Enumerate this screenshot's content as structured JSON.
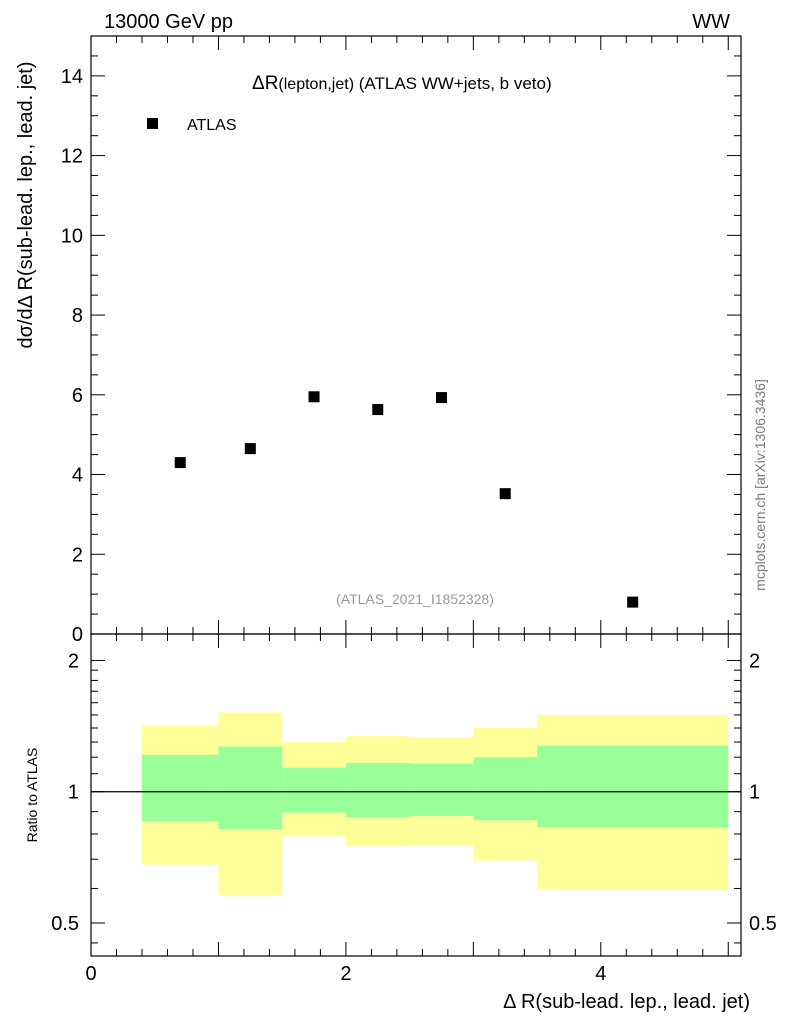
{
  "header": {
    "left": "13000 GeV pp",
    "right": "WW"
  },
  "watermark": "mcplots.cern.ch [arXiv:1306.3436]",
  "colors": {
    "band_inner": "#99ff99",
    "band_outer": "#ffff99",
    "marker": "#000000",
    "ref_line": "#000000"
  },
  "chart_data": [
    {
      "type": "scatter",
      "panel": "main",
      "title_prefix": "ΔR",
      "title_sub": "(lepton,jet)",
      "title_rest": " (ATLAS WW+jets, b veto)",
      "ylabel": "dσ/dΔ R(sub-lead. lep., lead. jet)",
      "analysis_tag": "(ATLAS_2021_I1852328)",
      "legend": [
        {
          "name": "ATLAS",
          "marker": "square"
        }
      ],
      "legend_position": "top-left",
      "xlim": [
        0,
        5.1
      ],
      "ylim": [
        0,
        15
      ],
      "yticks": [
        0,
        2,
        4,
        6,
        8,
        10,
        12,
        14
      ],
      "yticklabels": [
        "0",
        "2",
        "4",
        "6",
        "8",
        "10",
        "12",
        "14"
      ],
      "series": [
        {
          "name": "ATLAS",
          "x": [
            0.7,
            1.25,
            1.75,
            2.25,
            2.75,
            3.25,
            4.25
          ],
          "y": [
            4.3,
            4.65,
            5.95,
            5.63,
            5.93,
            3.52,
            0.8
          ]
        }
      ]
    },
    {
      "type": "area",
      "panel": "ratio",
      "ylabel": "Ratio to ATLAS",
      "xlabel": "Δ R(sub-lead. lep., lead. jet)",
      "xlim": [
        0,
        5.1
      ],
      "ylim": [
        0.42,
        2.3
      ],
      "yscale": "log",
      "xticks": [
        0,
        2,
        4
      ],
      "xticklabels": [
        "0",
        "2",
        "4"
      ],
      "yticks": [
        0.5,
        1,
        2
      ],
      "yticklabels": [
        "0.5",
        "1",
        "2"
      ],
      "reference_line": 1,
      "bins": [
        {
          "lo": 0.4,
          "hi": 1.0,
          "inner": [
            0.855,
            1.215
          ],
          "outer": [
            0.68,
            1.42
          ]
        },
        {
          "lo": 1.0,
          "hi": 1.5,
          "inner": [
            0.82,
            1.27
          ],
          "outer": [
            0.58,
            1.52
          ]
        },
        {
          "lo": 1.5,
          "hi": 2.0,
          "inner": [
            0.895,
            1.135
          ],
          "outer": [
            0.79,
            1.3
          ]
        },
        {
          "lo": 2.0,
          "hi": 2.5,
          "inner": [
            0.875,
            1.165
          ],
          "outer": [
            0.75,
            1.34
          ]
        },
        {
          "lo": 2.5,
          "hi": 3.0,
          "inner": [
            0.88,
            1.16
          ],
          "outer": [
            0.755,
            1.33
          ]
        },
        {
          "lo": 3.0,
          "hi": 3.5,
          "inner": [
            0.86,
            1.2
          ],
          "outer": [
            0.695,
            1.4
          ]
        },
        {
          "lo": 3.5,
          "hi": 5.0,
          "inner": [
            0.83,
            1.275
          ],
          "outer": [
            0.595,
            1.5
          ]
        }
      ]
    }
  ]
}
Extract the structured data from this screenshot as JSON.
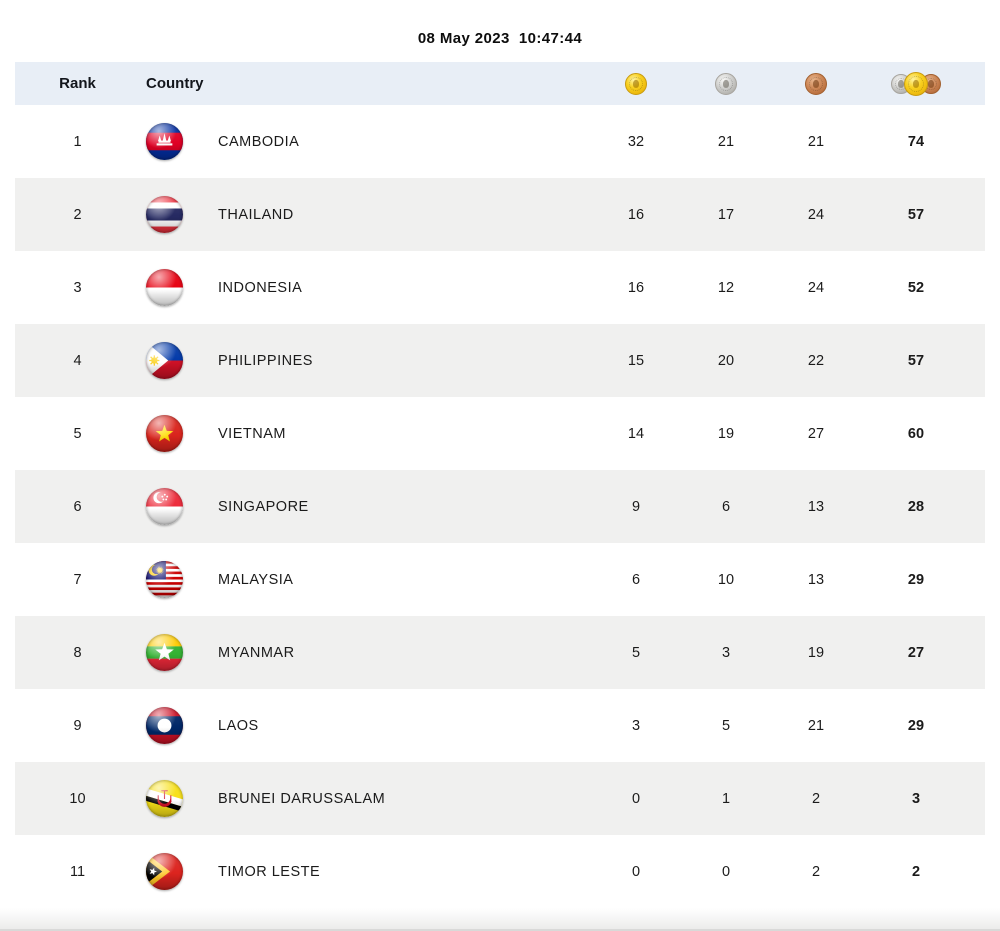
{
  "header": {
    "datetime": "08 May 2023  10:47:44"
  },
  "table": {
    "columns": {
      "rank": "Rank",
      "country": "Country"
    },
    "icons": {
      "gold": "gold-medal-icon",
      "silver": "silver-medal-icon",
      "bronze": "bronze-medal-icon",
      "total": "total-medals-icon"
    },
    "rows": [
      {
        "rank": 1,
        "country": "CAMBODIA",
        "flag": "kh",
        "gold": 32,
        "silver": 21,
        "bronze": 21,
        "total": 74
      },
      {
        "rank": 2,
        "country": "THAILAND",
        "flag": "th",
        "gold": 16,
        "silver": 17,
        "bronze": 24,
        "total": 57
      },
      {
        "rank": 3,
        "country": "INDONESIA",
        "flag": "id",
        "gold": 16,
        "silver": 12,
        "bronze": 24,
        "total": 52
      },
      {
        "rank": 4,
        "country": "PHILIPPINES",
        "flag": "ph",
        "gold": 15,
        "silver": 20,
        "bronze": 22,
        "total": 57
      },
      {
        "rank": 5,
        "country": "VIETNAM",
        "flag": "vn",
        "gold": 14,
        "silver": 19,
        "bronze": 27,
        "total": 60
      },
      {
        "rank": 6,
        "country": "SINGAPORE",
        "flag": "sg",
        "gold": 9,
        "silver": 6,
        "bronze": 13,
        "total": 28
      },
      {
        "rank": 7,
        "country": "MALAYSIA",
        "flag": "my",
        "gold": 6,
        "silver": 10,
        "bronze": 13,
        "total": 29
      },
      {
        "rank": 8,
        "country": "MYANMAR",
        "flag": "mm",
        "gold": 5,
        "silver": 3,
        "bronze": 19,
        "total": 27
      },
      {
        "rank": 9,
        "country": "LAOS",
        "flag": "la",
        "gold": 3,
        "silver": 5,
        "bronze": 21,
        "total": 29
      },
      {
        "rank": 10,
        "country": "BRUNEI DARUSSALAM",
        "flag": "bn",
        "gold": 0,
        "silver": 1,
        "bronze": 2,
        "total": 3
      },
      {
        "rank": 11,
        "country": "TIMOR LESTE",
        "flag": "tl",
        "gold": 0,
        "silver": 0,
        "bronze": 2,
        "total": 2
      }
    ]
  },
  "colors": {
    "header_bg": "#e8eef6",
    "row_alt_bg": "#f0f0ef",
    "text": "#1b1b1b",
    "gold": "#f3c515",
    "silver": "#bdbcb8",
    "bronze": "#c07a47"
  }
}
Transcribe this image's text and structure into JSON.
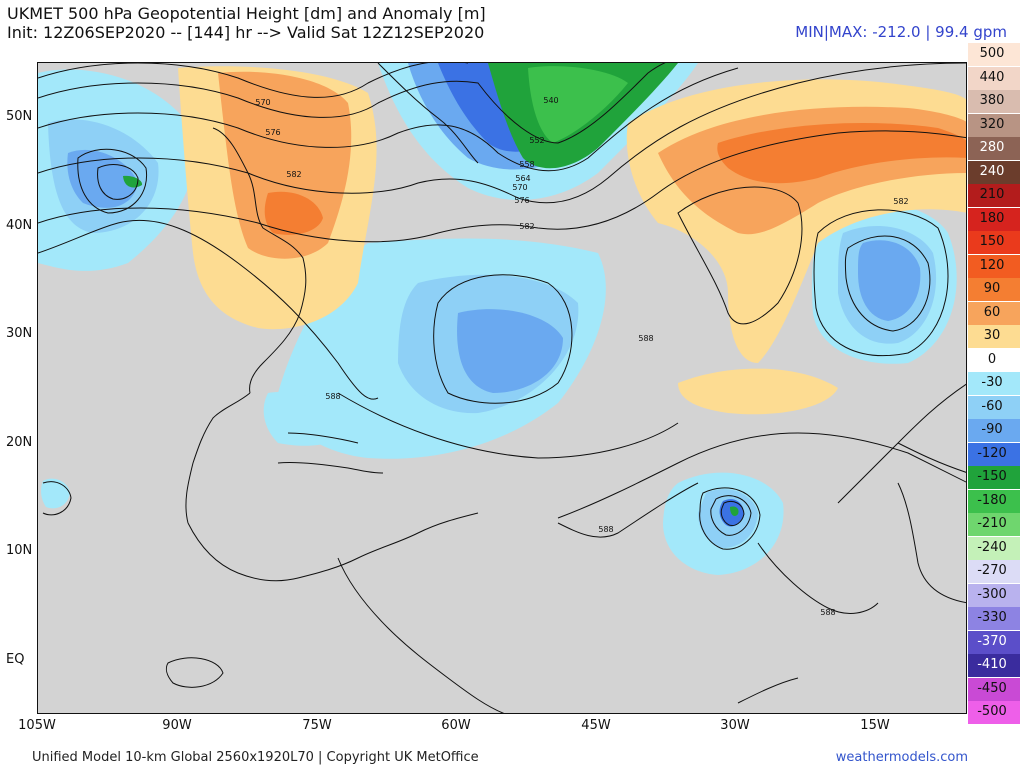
{
  "header": {
    "title_line1": "UKMET 500 hPa Geopotential Height [dm] and Anomaly [m]",
    "title_line2": "Init: 12Z06SEP2020 -- [144] hr --> Valid Sat 12Z12SEP2020",
    "minmax": "MIN|MAX: -212.0 | 99.4 gpm"
  },
  "map": {
    "lat_labels": [
      "50N",
      "40N",
      "30N",
      "20N",
      "10N",
      "EQ"
    ],
    "lon_labels": [
      "105W",
      "90W",
      "75W",
      "60W",
      "45W",
      "30W",
      "15W"
    ],
    "contour_labels": [
      "540",
      "546",
      "552",
      "558",
      "564",
      "570",
      "576",
      "582",
      "588",
      "576",
      "582",
      "570",
      "588",
      "588",
      "582",
      "588"
    ]
  },
  "legend": {
    "values": [
      "500",
      "440",
      "380",
      "320",
      "280",
      "240",
      "210",
      "180",
      "150",
      "120",
      "90",
      "60",
      "30",
      "0",
      "-30",
      "-60",
      "-90",
      "-120",
      "-150",
      "-180",
      "-210",
      "-240",
      "-270",
      "-300",
      "-330",
      "-370",
      "-410",
      "-450",
      "-500"
    ],
    "colors": [
      "#fde6d6",
      "#f2d6c8",
      "#d9bcaf",
      "#b89484",
      "#8c6355",
      "#6b3d2c",
      "#b31c1c",
      "#d6231e",
      "#ea3a1c",
      "#f25c21",
      "#f47e32",
      "#f7a45c",
      "#fddc92",
      "#ffffff",
      "#a3e8fa",
      "#8ed0f6",
      "#6aa9f0",
      "#3b72e4",
      "#20a33b",
      "#3cc04c",
      "#6fd66e",
      "#c4f1b8",
      "#dcdcf6",
      "#b9b2ee",
      "#8d83e3",
      "#5b4ec9",
      "#3a2c9e",
      "#c94ad5",
      "#ee5fe9"
    ],
    "light_text_indices": [
      4,
      5,
      25,
      26
    ]
  },
  "footer": {
    "left": "Unified Model 10-km Global 2560x1920L70 | Copyright UK MetOffice",
    "right": "weathermodels.com"
  }
}
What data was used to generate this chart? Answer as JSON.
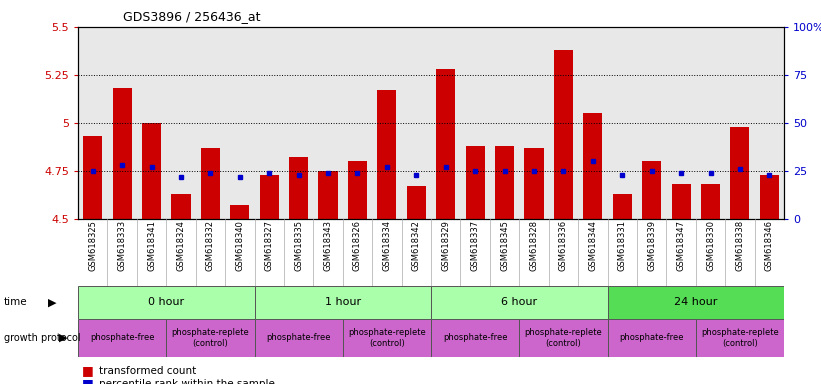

• The request:
The records above must be transcribed exactly. Pictures are left out of the copy.

• Solution to this exercise:
Enumerate this screenshot's content as structured JSON.
{
  "header": {
    "left": "13000 GeV pp",
    "right": "WW"
  },
  "watermark": "mcplots.cern.ch [arXiv:1306.3436]",
  "colors": {
    "band_inner": "#99ff99",
    "band_outer": "#ffff99",
    "marker": "#000000",
    "ref_line": "#000000"
  },
  "chart_data": [
    {
      "type": "scatter",
      "panel": "main",
      "title_prefix": "ΔR",
      "title_sub": "(lepton,jet)",
      "title_rest": " (ATLAS WW+jets, b veto)",
      "ylabel": "dσ/dΔ R(sub-lead. lep., lead. jet)",
      "analysis_tag": "(ATLAS_2021_I1852328)",
      "legend": [
        {
          "name": "ATLAS",
          "marker": "square"
        }
      ],
      "legend_position": "top-left",
      "xlim": [
        0,
        5.1
      ],
      "ylim": [
        0,
        15
      ],
      "yticks": [
        0,
        2,
        4,
        6,
        8,
        10,
        12,
        14
      ],
      "yticklabels": [
        "0",
        "2",
        "4",
        "6",
        "8",
        "10",
        "12",
        "14"
      ],
      "series": [
        {
          "name": "ATLAS",
          "x": [
            0.7,
            1.25,
            1.75,
            2.25,
            2.75,
            3.25,
            4.25
          ],
          "y": [
            4.3,
            4.65,
            5.95,
            5.63,
            5.93,
            3.52,
            0.8
          ]
        }
      ]
    },
    {
      "type": "area",
      "panel": "ratio",
      "ylabel": "Ratio to ATLAS",
      "xlabel": "Δ R(sub-lead. lep., lead. jet)",
      "xlim": [
        0,
        5.1
      ],
      "ylim": [
        0.42,
        2.3
      ],
      "yscale": "log",
      "xticks": [
        0,
        2,
        4
      ],
      "xticklabels": [
        "0",
        "2",
        "4"
      ],
      "yticks": [
        0.5,
        1,
        2
      ],
      "yticklabels": [
        "0.5",
        "1",
        "2"
      ],
      "reference_line": 1,
      "bins": [
        {
          "lo": 0.4,
          "hi": 1.0,
          "inner": [
            0.855,
            1.215
          ],
          "outer": [
            0.68,
            1.42
          ]
        },
        {
          "lo": 1.0,
          "hi": 1.5,
          "inner": [
            0.82,
            1.27
          ],
          "outer": [
            0.58,
            1.52
          ]
        },
        {
          "lo": 1.5,
          "hi": 2.0,
          "inner": [
            0.895,
            1.135
          ],
          "outer": [
            0.79,
            1.3
          ]
        },
        {
          "lo": 2.0,
          "hi": 2.5,
          "inner": [
            0.875,
            1.165
          ],
          "outer": [
            0.75,
            1.34
          ]
        },
        {
          "lo": 2.5,
          "hi": 3.0,
          "inner": [
            0.88,
            1.16
          ],
          "outer": [
            0.755,
            1.33
          ]
        },
        {
          "lo": 3.0,
          "hi": 3.5,
          "inner": [
            0.86,
            1.2
          ],
          "outer": [
            0.695,
            1.4
          ]
        },
        {
          "lo": 3.5,
          "hi": 5.0,
          "inner": [
            0.83,
            1.275
          ],
          "outer": [
            0.595,
            1.5
          ]
        }
      ]
    }
  ]
}
Extract the structured data from this screenshot as JSON.
{
  "header": {
    "datetime": "08 May 2023  10:47:44"
  },
  "table": {
    "columns": {
      "rank": "Rank",
      "country": "Country"
    },
    "icons": {
      "gold": "gold-medal-icon",
      "silver": "silver-medal-icon",
      "bronze": "bronze-medal-icon",
      "total": "total-medals-icon"
    },
    "rows": [
      {
        "rank": 1,
        "country": "CAMBODIA",
        "flag": "kh",
        "gold": 32,
        "silver": 21,
        "bronze": 21,
        "total": 74
      },
      {
        "rank": 2,
        "country": "THAILAND",
        "flag": "th",
        "gold": 16,
        "silver": 17,
        "bronze": 24,
        "total": 57
      },
      {
        "rank": 3,
        "country": "INDONESIA",
        "flag": "id",
        "gold": 16,
        "silver": 12,
        "bronze": 24,
        "total": 52
      },
      {
        "rank": 4,
        "country": "PHILIPPINES",
        "flag": "ph",
        "gold": 15,
        "silver": 20,
        "bronze": 22,
        "total": 57
      },
      {
        "rank": 5,
        "country": "VIETNAM",
        "flag": "vn",
        "gold": 14,
        "silver": 19,
        "bronze": 27,
        "total": 60
      },
      {
        "rank": 6,
        "country": "SINGAPORE",
        "flag": "sg",
        "gold": 9,
        "silver": 6,
        "bronze": 13,
        "total": 28
      },
      {
        "rank": 7,
        "country": "MALAYSIA",
        "flag": "my",
        "gold": 6,
        "silver": 10,
        "bronze": 13,
        "total": 29
      },
      {
        "rank": 8,
        "country": "MYANMAR",
        "flag": "mm",
        "gold": 5,
        "silver": 3,
        "bronze": 19,
        "total": 27
      },
      {
        "rank": 9,
        "country": "LAOS",
        "flag": "la",
        "gold": 3,
        "silver": 5,
        "bronze": 21,
        "total": 29
      },
      {
        "rank": 10,
        "country": "BRUNEI DARUSSALAM",
        "flag": "bn",
        "gold": 0,
        "silver": 1,
        "bronze": 2,
        "total": 3
      },
      {
        "rank": 11,
        "country": "TIMOR LESTE",
        "flag": "tl",
        "gold": 0,
        "silver": 0,
        "bronze": 2,
        "total": 2
      }
    ]
  },
  "colors": {
    "header_bg": "#e8eef6",
    "row_alt_bg": "#f0f0ef",
    "text": "#1b1b1b",
    "gold": "#f3c515",
    "silver": "#bdbcb8",
    "bronze": "#c07a47"
  }
}
Transcribe this image's text and structure into JSON.
{
  "header": {
    "title_line1": "UKMET 500 hPa Geopotential Height [dm] and Anomaly [m]",
    "title_line2": "Init: 12Z06SEP2020 -- [144] hr --> Valid Sat 12Z12SEP2020",
    "minmax": "MIN|MAX: -212.0 | 99.4 gpm"
  },
  "map": {
    "lat_labels": [
      "50N",
      "40N",
      "30N",
      "20N",
      "10N",
      "EQ"
    ],
    "lon_labels": [
      "105W",
      "90W",
      "75W",
      "60W",
      "45W",
      "30W",
      "15W"
    ],
    "contour_labels": [
      "540",
      "546",
      "552",
      "558",
      "564",
      "570",
      "576",
      "582",
      "588",
      "576",
      "582",
      "570",
      "588",
      "588",
      "582",
      "588"
    ]
  },
  "legend": {
    "values": [
      "500",
      "440",
      "380",
      "320",
      "280",
      "240",
      "210",
      "180",
      "150",
      "120",
      "90",
      "60",
      "30",
      "0",
      "-30",
      "-60",
      "-90",
      "-120",
      "-150",
      "-180",
      "-210",
      "-240",
      "-270",
      "-300",
      "-330",
      "-370",
      "-410",
      "-450",
      "-500"
    ],
    "colors": [
      "#fde6d6",
      "#f2d6c8",
      "#d9bcaf",
      "#b89484",
      "#8c6355",
      "#6b3d2c",
      "#b31c1c",
      "#d6231e",
      "#ea3a1c",
      "#f25c21",
      "#f47e32",
      "#f7a45c",
      "#fddc92",
      "#ffffff",
      "#a3e8fa",
      "#8ed0f6",
      "#6aa9f0",
      "#3b72e4",
      "#20a33b",
      "#3cc04c",
      "#6fd66e",
      "#c4f1b8",
      "#dcdcf6",
      "#b9b2ee",
      "#8d83e3",
      "#5b4ec9",
      "#3a2c9e",
      "#c94ad5",
      "#ee5fe9"
    ],
    "light_text_indices": [
      4,
      5,
      25,
      26
    ]
  },
  "footer": {
    "left": "Unified Model 10-km Global 2560x1920L70 | Copyright UK MetOffice",
    "right": "weathermodels.com"
  }
}
What data was used to generate this chart? Answer as JSON.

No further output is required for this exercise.